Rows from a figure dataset
● ● ●

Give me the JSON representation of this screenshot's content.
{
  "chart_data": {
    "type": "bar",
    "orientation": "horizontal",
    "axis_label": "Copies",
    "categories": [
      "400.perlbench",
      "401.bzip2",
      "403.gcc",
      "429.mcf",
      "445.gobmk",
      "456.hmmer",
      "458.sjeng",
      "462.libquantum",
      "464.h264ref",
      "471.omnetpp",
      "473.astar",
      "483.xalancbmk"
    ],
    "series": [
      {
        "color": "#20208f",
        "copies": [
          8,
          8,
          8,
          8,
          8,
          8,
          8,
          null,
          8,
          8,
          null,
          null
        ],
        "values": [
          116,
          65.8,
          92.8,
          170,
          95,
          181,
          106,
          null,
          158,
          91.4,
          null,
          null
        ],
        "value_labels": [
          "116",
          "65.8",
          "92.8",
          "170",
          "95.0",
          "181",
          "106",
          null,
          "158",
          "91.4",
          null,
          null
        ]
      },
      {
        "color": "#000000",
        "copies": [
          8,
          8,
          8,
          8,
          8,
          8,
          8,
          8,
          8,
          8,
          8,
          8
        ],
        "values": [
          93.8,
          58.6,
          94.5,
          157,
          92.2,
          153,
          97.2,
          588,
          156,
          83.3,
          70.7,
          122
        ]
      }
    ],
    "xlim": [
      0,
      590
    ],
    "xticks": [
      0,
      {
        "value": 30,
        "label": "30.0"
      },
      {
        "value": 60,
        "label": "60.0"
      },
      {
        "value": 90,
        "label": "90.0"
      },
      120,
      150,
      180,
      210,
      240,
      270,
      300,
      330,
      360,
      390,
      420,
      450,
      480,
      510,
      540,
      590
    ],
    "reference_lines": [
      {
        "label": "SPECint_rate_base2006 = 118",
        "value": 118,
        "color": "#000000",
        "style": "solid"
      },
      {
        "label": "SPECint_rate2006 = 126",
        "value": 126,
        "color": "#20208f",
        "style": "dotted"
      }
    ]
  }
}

● ● ●

#### Directions:
Return every entry verbatim.

#### The result:
Give me the JSON representation of this screenshot's content.
{
  "chart_data": {
    "type": "bar",
    "orientation": "horizontal",
    "axis_label": "Copies",
    "categories": [
      "400.perlbench",
      "401.bzip2",
      "403.gcc",
      "429.mcf",
      "445.gobmk",
      "456.hmmer",
      "458.sjeng",
      "462.libquantum",
      "464.h264ref",
      "471.omnetpp",
      "473.astar",
      "483.xalancbmk"
    ],
    "series": [
      {
        "color": "#20208f",
        "copies": [
          8,
          8,
          8,
          8,
          8,
          8,
          8,
          null,
          8,
          8,
          null,
          null
        ],
        "values": [
          116,
          65.8,
          92.8,
          170,
          95,
          181,
          106,
          null,
          158,
          91.4,
          null,
          null
        ],
        "value_labels": [
          "116",
          "65.8",
          "92.8",
          "170",
          "95.0",
          "181",
          "106",
          null,
          "158",
          "91.4",
          null,
          null
        ]
      },
      {
        "color": "#000000",
        "copies": [
          8,
          8,
          8,
          8,
          8,
          8,
          8,
          8,
          8,
          8,
          8,
          8
        ],
        "values": [
          93.8,
          58.6,
          94.5,
          157,
          92.2,
          153,
          97.2,
          588,
          156,
          83.3,
          70.7,
          122
        ]
      }
    ],
    "xlim": [
      0,
      590
    ],
    "xticks": [
      0,
      {
        "value": 30,
        "label": "30.0"
      },
      {
        "value": 60,
        "label": "60.0"
      },
      {
        "value": 90,
        "label": "90.0"
      },
      120,
      150,
      180,
      210,
      240,
      270,
      300,
      330,
      360,
      390,
      420,
      450,
      480,
      510,
      540,
      590
    ],
    "reference_lines": [
      {
        "label": "SPECint_rate_base2006 = 118",
        "value": 118,
        "color": "#000000",
        "style": "solid"
      },
      {
        "label": "SPECint_rate2006 = 126",
        "value": 126,
        "color": "#20208f",
        "style": "dotted"
      }
    ]
  }
}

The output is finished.